» GOAL OF THE EXERCISE
Among the lines below, count those with "Probed". Give the total alone.

Data entries:
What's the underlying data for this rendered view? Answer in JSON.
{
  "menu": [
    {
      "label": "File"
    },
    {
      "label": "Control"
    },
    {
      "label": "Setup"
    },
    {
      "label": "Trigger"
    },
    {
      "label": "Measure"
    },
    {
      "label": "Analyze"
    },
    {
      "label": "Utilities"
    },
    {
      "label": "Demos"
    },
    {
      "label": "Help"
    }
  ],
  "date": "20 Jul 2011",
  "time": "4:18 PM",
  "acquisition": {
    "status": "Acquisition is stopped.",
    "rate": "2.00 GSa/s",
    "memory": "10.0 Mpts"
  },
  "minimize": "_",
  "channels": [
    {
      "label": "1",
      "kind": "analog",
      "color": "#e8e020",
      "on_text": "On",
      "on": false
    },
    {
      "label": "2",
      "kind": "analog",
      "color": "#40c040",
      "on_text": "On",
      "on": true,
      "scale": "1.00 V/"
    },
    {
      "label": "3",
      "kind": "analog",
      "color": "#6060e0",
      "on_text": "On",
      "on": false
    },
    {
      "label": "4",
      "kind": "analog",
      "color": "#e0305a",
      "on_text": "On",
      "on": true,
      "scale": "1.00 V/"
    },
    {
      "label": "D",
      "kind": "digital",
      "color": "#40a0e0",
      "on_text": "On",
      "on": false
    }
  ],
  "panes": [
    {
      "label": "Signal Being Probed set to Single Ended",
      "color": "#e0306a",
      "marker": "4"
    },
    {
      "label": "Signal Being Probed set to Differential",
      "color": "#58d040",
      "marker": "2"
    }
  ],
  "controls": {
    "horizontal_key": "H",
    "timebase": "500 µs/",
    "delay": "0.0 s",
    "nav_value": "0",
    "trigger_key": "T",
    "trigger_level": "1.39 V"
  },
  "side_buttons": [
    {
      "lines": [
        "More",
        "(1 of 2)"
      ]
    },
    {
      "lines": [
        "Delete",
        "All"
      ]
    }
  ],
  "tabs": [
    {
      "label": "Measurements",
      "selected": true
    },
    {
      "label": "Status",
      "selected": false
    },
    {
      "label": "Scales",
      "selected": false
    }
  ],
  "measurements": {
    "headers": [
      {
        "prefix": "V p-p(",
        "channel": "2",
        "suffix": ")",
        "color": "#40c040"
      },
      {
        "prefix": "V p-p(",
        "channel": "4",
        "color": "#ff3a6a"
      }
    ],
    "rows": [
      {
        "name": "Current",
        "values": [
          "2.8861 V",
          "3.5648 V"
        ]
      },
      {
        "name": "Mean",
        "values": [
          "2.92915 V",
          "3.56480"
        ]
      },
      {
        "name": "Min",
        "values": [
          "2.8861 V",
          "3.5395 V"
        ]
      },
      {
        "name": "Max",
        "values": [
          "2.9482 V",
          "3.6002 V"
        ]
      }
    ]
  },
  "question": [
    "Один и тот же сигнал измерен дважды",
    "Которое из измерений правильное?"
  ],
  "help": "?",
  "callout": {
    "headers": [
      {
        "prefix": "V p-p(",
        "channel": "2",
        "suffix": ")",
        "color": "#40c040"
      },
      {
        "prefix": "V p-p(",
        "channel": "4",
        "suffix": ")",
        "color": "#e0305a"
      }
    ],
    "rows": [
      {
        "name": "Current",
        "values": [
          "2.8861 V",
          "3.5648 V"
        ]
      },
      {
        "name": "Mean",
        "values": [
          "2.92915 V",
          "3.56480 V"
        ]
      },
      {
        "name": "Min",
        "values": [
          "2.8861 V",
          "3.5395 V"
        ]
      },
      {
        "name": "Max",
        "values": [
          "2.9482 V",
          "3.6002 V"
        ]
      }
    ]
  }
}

» THE OUTPUT
2